#### What is expected:
Repeat, exactly and completely, the entries shown underneath.

### Data provided

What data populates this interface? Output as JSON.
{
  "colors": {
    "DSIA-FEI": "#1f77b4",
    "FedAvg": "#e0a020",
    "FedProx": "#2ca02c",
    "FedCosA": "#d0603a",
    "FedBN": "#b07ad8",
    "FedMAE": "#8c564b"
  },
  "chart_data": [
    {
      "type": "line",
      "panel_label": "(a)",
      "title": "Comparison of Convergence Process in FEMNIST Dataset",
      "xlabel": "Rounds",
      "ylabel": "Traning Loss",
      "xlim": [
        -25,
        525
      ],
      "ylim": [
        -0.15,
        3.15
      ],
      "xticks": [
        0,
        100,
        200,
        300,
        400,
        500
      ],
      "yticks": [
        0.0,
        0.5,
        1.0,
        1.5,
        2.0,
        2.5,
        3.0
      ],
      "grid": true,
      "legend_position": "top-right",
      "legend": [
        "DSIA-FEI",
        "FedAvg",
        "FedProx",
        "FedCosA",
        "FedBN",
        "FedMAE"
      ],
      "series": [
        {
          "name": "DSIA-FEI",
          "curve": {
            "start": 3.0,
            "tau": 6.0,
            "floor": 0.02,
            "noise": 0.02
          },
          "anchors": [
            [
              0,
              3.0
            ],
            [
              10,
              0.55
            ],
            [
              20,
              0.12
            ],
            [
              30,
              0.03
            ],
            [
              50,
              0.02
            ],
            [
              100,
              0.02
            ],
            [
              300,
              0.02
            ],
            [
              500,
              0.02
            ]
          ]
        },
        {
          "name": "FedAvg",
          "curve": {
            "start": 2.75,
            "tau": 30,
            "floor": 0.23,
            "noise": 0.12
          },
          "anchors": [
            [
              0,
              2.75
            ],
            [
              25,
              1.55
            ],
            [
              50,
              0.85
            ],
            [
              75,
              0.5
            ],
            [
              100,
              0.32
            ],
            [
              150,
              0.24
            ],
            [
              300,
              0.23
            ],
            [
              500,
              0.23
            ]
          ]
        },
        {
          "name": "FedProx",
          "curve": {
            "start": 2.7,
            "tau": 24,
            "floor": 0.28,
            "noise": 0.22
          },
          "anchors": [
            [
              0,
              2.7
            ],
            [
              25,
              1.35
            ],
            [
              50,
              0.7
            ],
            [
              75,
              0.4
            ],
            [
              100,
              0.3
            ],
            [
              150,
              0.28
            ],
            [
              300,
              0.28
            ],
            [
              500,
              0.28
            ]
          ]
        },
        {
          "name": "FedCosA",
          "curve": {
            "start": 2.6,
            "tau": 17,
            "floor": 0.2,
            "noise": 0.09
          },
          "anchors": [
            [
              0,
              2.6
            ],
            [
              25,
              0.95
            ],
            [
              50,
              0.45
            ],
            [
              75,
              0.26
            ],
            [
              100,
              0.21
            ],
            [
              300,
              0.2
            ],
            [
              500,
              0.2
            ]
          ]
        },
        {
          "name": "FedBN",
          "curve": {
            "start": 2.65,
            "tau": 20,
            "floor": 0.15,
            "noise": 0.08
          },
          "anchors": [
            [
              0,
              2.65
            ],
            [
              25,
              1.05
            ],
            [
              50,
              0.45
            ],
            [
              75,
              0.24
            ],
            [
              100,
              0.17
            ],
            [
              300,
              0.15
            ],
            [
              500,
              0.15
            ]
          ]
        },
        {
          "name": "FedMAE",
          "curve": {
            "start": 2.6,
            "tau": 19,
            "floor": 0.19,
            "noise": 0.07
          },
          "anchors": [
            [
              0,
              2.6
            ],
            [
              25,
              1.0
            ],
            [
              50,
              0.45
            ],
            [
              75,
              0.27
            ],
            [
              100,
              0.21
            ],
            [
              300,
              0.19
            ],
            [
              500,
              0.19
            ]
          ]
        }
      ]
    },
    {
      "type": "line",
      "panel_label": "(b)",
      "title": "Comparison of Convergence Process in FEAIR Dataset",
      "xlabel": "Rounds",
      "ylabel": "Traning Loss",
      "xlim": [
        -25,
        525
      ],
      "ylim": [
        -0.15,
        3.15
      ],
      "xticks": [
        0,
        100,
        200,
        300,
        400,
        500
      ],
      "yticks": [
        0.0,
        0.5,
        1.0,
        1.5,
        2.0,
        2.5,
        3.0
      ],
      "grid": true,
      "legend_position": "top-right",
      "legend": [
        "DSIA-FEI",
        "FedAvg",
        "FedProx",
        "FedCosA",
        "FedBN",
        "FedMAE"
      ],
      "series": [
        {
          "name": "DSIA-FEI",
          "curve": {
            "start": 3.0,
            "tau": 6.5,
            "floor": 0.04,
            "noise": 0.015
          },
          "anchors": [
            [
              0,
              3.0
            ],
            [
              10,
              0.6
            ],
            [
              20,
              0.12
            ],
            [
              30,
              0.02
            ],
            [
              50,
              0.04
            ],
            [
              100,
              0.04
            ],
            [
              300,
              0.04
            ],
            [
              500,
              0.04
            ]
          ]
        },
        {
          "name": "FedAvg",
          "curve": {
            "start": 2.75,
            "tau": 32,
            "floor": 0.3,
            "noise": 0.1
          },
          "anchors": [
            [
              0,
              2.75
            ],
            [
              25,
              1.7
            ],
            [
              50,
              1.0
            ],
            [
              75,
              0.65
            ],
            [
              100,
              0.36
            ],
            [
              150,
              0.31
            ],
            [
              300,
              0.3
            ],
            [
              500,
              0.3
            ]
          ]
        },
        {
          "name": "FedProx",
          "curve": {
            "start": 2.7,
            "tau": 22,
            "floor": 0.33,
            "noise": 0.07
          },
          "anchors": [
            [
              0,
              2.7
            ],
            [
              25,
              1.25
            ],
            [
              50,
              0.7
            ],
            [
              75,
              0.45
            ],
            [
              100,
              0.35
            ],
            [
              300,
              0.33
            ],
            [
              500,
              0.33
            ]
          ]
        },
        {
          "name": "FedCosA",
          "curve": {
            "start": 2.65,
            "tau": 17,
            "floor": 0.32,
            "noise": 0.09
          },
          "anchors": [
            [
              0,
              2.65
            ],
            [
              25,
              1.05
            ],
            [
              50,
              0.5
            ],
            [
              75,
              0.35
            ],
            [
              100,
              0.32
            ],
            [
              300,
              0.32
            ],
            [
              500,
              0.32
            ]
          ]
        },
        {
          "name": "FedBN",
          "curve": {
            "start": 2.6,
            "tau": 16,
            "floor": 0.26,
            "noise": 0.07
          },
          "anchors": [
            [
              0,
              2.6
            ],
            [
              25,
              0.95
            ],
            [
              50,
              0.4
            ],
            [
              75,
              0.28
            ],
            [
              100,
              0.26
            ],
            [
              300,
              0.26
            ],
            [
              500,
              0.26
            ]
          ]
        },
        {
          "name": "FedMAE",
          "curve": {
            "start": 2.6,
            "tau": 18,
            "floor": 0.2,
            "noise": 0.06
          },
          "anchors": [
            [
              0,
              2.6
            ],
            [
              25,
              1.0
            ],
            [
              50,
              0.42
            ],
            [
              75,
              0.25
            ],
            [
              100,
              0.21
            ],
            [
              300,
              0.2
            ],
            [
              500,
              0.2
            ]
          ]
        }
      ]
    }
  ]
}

######

#### Expected output:
What data populates this interface? Output as JSON.
{
  "colors": {
    "DSIA-FEI": "#1f77b4",
    "FedAvg": "#e0a020",
    "FedProx": "#2ca02c",
    "FedCosA": "#d0603a",
    "FedBN": "#b07ad8",
    "FedMAE": "#8c564b"
  },
  "chart_data": [
    {
      "type": "line",
      "panel_label": "(a)",
      "title": "Comparison of Convergence Process in FEMNIST Dataset",
      "xlabel": "Rounds",
      "ylabel": "Traning Loss",
      "xlim": [
        -25,
        525
      ],
      "ylim": [
        -0.15,
        3.15
      ],
      "xticks": [
        0,
        100,
        200,
        300,
        400,
        500
      ],
      "yticks": [
        0.0,
        0.5,
        1.0,
        1.5,
        2.0,
        2.5,
        3.0
      ],
      "grid": true,
      "legend_position": "top-right",
      "legend": [
        "DSIA-FEI",
        "FedAvg",
        "FedProx",
        "FedCosA",
        "FedBN",
        "FedMAE"
      ],
      "series": [
        {
          "name": "DSIA-FEI",
          "curve": {
            "start": 3.0,
            "tau": 6.0,
            "floor": 0.02,
            "noise": 0.02
          },
          "anchors": [
            [
              0,
              3.0
            ],
            [
              10,
              0.55
            ],
            [
              20,
              0.12
            ],
            [
              30,
              0.03
            ],
            [
              50,
              0.02
            ],
            [
              100,
              0.02
            ],
            [
              300,
              0.02
            ],
            [
              500,
              0.02
            ]
          ]
        },
        {
          "name": "FedAvg",
          "curve": {
            "start": 2.75,
            "tau": 30,
            "floor": 0.23,
            "noise": 0.12
          },
          "anchors": [
            [
              0,
              2.75
            ],
            [
              25,
              1.55
            ],
            [
              50,
              0.85
            ],
            [
              75,
              0.5
            ],
            [
              100,
              0.32
            ],
            [
              150,
              0.24
            ],
            [
              300,
              0.23
            ],
            [
              500,
              0.23
            ]
          ]
        },
        {
          "name": "FedProx",
          "curve": {
            "start": 2.7,
            "tau": 24,
            "floor": 0.28,
            "noise": 0.22
          },
          "anchors": [
            [
              0,
              2.7
            ],
            [
              25,
              1.35
            ],
            [
              50,
              0.7
            ],
            [
              75,
              0.4
            ],
            [
              100,
              0.3
            ],
            [
              150,
              0.28
            ],
            [
              300,
              0.28
            ],
            [
              500,
              0.28
            ]
          ]
        },
        {
          "name": "FedCosA",
          "curve": {
            "start": 2.6,
            "tau": 17,
            "floor": 0.2,
            "noise": 0.09
          },
          "anchors": [
            [
              0,
              2.6
            ],
            [
              25,
              0.95
            ],
            [
              50,
              0.45
            ],
            [
              75,
              0.26
            ],
            [
              100,
              0.21
            ],
            [
              300,
              0.2
            ],
            [
              500,
              0.2
            ]
          ]
        },
        {
          "name": "FedBN",
          "curve": {
            "start": 2.65,
            "tau": 20,
            "floor": 0.15,
            "noise": 0.08
          },
          "anchors": [
            [
              0,
              2.65
            ],
            [
              25,
              1.05
            ],
            [
              50,
              0.45
            ],
            [
              75,
              0.24
            ],
            [
              100,
              0.17
            ],
            [
              300,
              0.15
            ],
            [
              500,
              0.15
            ]
          ]
        },
        {
          "name": "FedMAE",
          "curve": {
            "start": 2.6,
            "tau": 19,
            "floor": 0.19,
            "noise": 0.07
          },
          "anchors": [
            [
              0,
              2.6
            ],
            [
              25,
              1.0
            ],
            [
              50,
              0.45
            ],
            [
              75,
              0.27
            ],
            [
              100,
              0.21
            ],
            [
              300,
              0.19
            ],
            [
              500,
              0.19
            ]
          ]
        }
      ]
    },
    {
      "type": "line",
      "panel_label": "(b)",
      "title": "Comparison of Convergence Process in FEAIR Dataset",
      "xlabel": "Rounds",
      "ylabel": "Traning Loss",
      "xlim": [
        -25,
        525
      ],
      "ylim": [
        -0.15,
        3.15
      ],
      "xticks": [
        0,
        100,
        200,
        300,
        400,
        500
      ],
      "yticks": [
        0.0,
        0.5,
        1.0,
        1.5,
        2.0,
        2.5,
        3.0
      ],
      "grid": true,
      "legend_position": "top-right",
      "legend": [
        "DSIA-FEI",
        "FedAvg",
        "FedProx",
        "FedCosA",
        "FedBN",
        "FedMAE"
      ],
      "series": [
        {
          "name": "DSIA-FEI",
          "curve": {
            "start": 3.0,
            "tau": 6.5,
            "floor": 0.04,
            "noise": 0.015
          },
          "anchors": [
            [
              0,
              3.0
            ],
            [
              10,
              0.6
            ],
            [
              20,
              0.12
            ],
            [
              30,
              0.02
            ],
            [
              50,
              0.04
            ],
            [
              100,
              0.04
            ],
            [
              300,
              0.04
            ],
            [
              500,
              0.04
            ]
          ]
        },
        {
          "name": "FedAvg",
          "curve": {
            "start": 2.75,
            "tau": 32,
            "floor": 0.3,
            "noise": 0.1
          },
          "anchors": [
            [
              0,
              2.75
            ],
            [
              25,
              1.7
            ],
            [
              50,
              1.0
            ],
            [
              75,
              0.65
            ],
            [
              100,
              0.36
            ],
            [
              150,
              0.31
            ],
            [
              300,
              0.3
            ],
            [
              500,
              0.3
            ]
          ]
        },
        {
          "name": "FedProx",
          "curve": {
            "start": 2.7,
            "tau": 22,
            "floor": 0.33,
            "noise": 0.07
          },
          "anchors": [
            [
              0,
              2.7
            ],
            [
              25,
              1.25
            ],
            [
              50,
              0.7
            ],
            [
              75,
              0.45
            ],
            [
              100,
              0.35
            ],
            [
              300,
              0.33
            ],
            [
              500,
              0.33
            ]
          ]
        },
        {
          "name": "FedCosA",
          "curve": {
            "start": 2.65,
            "tau": 17,
            "floor": 0.32,
            "noise": 0.09
          },
          "anchors": [
            [
              0,
              2.65
            ],
            [
              25,
              1.05
            ],
            [
              50,
              0.5
            ],
            [
              75,
              0.35
            ],
            [
              100,
              0.32
            ],
            [
              300,
              0.32
            ],
            [
              500,
              0.32
            ]
          ]
        },
        {
          "name": "FedBN",
          "curve": {
            "start": 2.6,
            "tau": 16,
            "floor": 0.26,
            "noise": 0.07
          },
          "anchors": [
            [
              0,
              2.6
            ],
            [
              25,
              0.95
            ],
            [
              50,
              0.4
            ],
            [
              75,
              0.28
            ],
            [
              100,
              0.26
            ],
            [
              300,
              0.26
            ],
            [
              500,
              0.26
            ]
          ]
        },
        {
          "name": "FedMAE",
          "curve": {
            "start": 2.6,
            "tau": 18,
            "floor": 0.2,
            "noise": 0.06
          },
          "anchors": [
            [
              0,
              2.6
            ],
            [
              25,
              1.0
            ],
            [
              50,
              0.42
            ],
            [
              75,
              0.25
            ],
            [
              100,
              0.21
            ],
            [
              300,
              0.2
            ],
            [
              500,
              0.2
            ]
          ]
        }
      ]
    }
  ]
}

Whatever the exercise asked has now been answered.